- **WHAT NEEDS TO BE DONE**
Using the listing below, report all lines holding the word "name".

Some records

* begin *

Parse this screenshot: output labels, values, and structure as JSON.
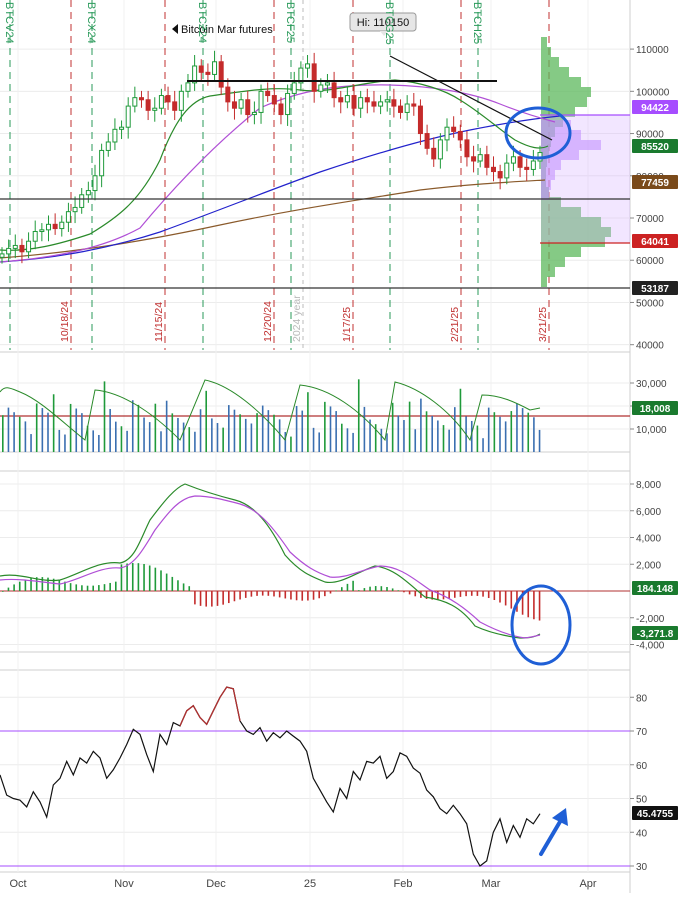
{
  "chart_data": {
    "type": "line",
    "title": "Bitcoin Mar futures",
    "x_axis": {
      "labels": [
        "Oct",
        "Nov",
        "Dec",
        "25",
        "Feb",
        "Mar",
        "Apr"
      ]
    },
    "annotations": {
      "high_label": "Hi: 110150",
      "contract_labels": [
        "BTCV24",
        "BTCX24",
        "BTCZ24",
        "BTCF25",
        "BTCG25",
        "BTCH25"
      ],
      "date_labels": [
        "10/18/24",
        "11/15/24",
        "12/20/24",
        "2024 year",
        "1/17/25",
        "2/21/25",
        "3/21/25"
      ]
    },
    "panels": [
      {
        "name": "price",
        "y_ticks": [
          40000,
          50000,
          60000,
          70000,
          80000,
          90000,
          100000,
          110000
        ],
        "y_range": [
          38000,
          120000
        ],
        "price_badges": [
          {
            "value": "94422",
            "color": "#a64dff"
          },
          {
            "value": "85520",
            "color": "#1a7a2e"
          },
          {
            "value": "77459",
            "color": "#7a4a1a"
          },
          {
            "value": "64041",
            "color": "#cc2222"
          },
          {
            "value": "53187",
            "color": "#222222"
          }
        ],
        "close_series": [
          61500,
          62800,
          63500,
          62000,
          64500,
          66800,
          67200,
          68500,
          67500,
          69000,
          71500,
          72500,
          75500,
          76500,
          80000,
          86000,
          88000,
          91000,
          91500,
          96500,
          98500,
          98000,
          95500,
          96000,
          99000,
          97500,
          95500,
          100000,
          102000,
          106000,
          104500,
          104000,
          107000,
          101000,
          97500,
          96000,
          98000,
          94500,
          95000,
          100000,
          99000,
          97000,
          94500,
          99500,
          102000,
          105500,
          106500,
          100000,
          101500,
          102000,
          98500,
          97500,
          99000,
          96000,
          98500,
          97500,
          96500,
          97500,
          98000,
          96500,
          95000,
          97000,
          96500,
          90000,
          86500,
          84000,
          88500,
          91500,
          90500,
          88500,
          84500,
          83500,
          85000,
          82000,
          81000,
          79500,
          83000,
          84500,
          82000,
          81500,
          83500,
          85500
        ],
        "support_lines": [
          {
            "value": 100500,
            "color": "#000000"
          },
          {
            "value": 74500,
            "color": "#222222"
          },
          {
            "value": 64041,
            "color": "#cc2222"
          },
          {
            "value": 53187,
            "color": "#222222"
          }
        ]
      },
      {
        "name": "volume",
        "y_ticks": [
          10000,
          20000,
          30000
        ],
        "y_range": [
          0,
          32000
        ],
        "badge": {
          "value": "18,008",
          "color": "#1a7a2e"
        }
      },
      {
        "name": "macd",
        "y_ticks": [
          -4000,
          -2000,
          2000,
          4000,
          6000,
          8000
        ],
        "y_range": [
          -5000,
          8500
        ],
        "badges": [
          {
            "value": "184.148",
            "color": "#1a7a2e"
          },
          {
            "value": "-3,271.8",
            "color": "#1a7a2e"
          }
        ]
      },
      {
        "name": "rsi",
        "y_ticks": [
          30,
          40,
          50,
          60,
          70,
          80
        ],
        "y_range": [
          28,
          86
        ],
        "badge": {
          "value": "45.4755",
          "color": "#111111"
        },
        "values": [
          57.0,
          51.0,
          50.0,
          49.5,
          47.5,
          52.0,
          49.0,
          44.5,
          54.0,
          56.0,
          61.0,
          57.0,
          62.0,
          60.5,
          64.0,
          62.0,
          56.0,
          58.5,
          62.0,
          66.0,
          70.5,
          69.0,
          63.0,
          58.0,
          69.0,
          66.0,
          72.5,
          71.5,
          76.0,
          77.5,
          74.0,
          72.0,
          76.0,
          80.0,
          83.0,
          82.5,
          73.0,
          70.0,
          69.0,
          71.0,
          67.0,
          69.5,
          68.0,
          70.0,
          68.5,
          67.0,
          64.0,
          56.0,
          52.5,
          49.0,
          46.0,
          53.0,
          50.0,
          58.0,
          55.5,
          61.0,
          60.5,
          62.5,
          56.0,
          58.0,
          63.5,
          62.5,
          59.0,
          57.5,
          52.5,
          50.5,
          47.0,
          45.5,
          48.0,
          45.5,
          42.5,
          33.5,
          30.0,
          31.5,
          40.0,
          44.0,
          37.0,
          42.0,
          38.5,
          44.0,
          42.5,
          45.5
        ]
      }
    ]
  }
}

* end *

- **OUTPUT OF THE TASK**
        "name": "price",
        "name": "volume",
        "name": "macd",
        "name": "rsi",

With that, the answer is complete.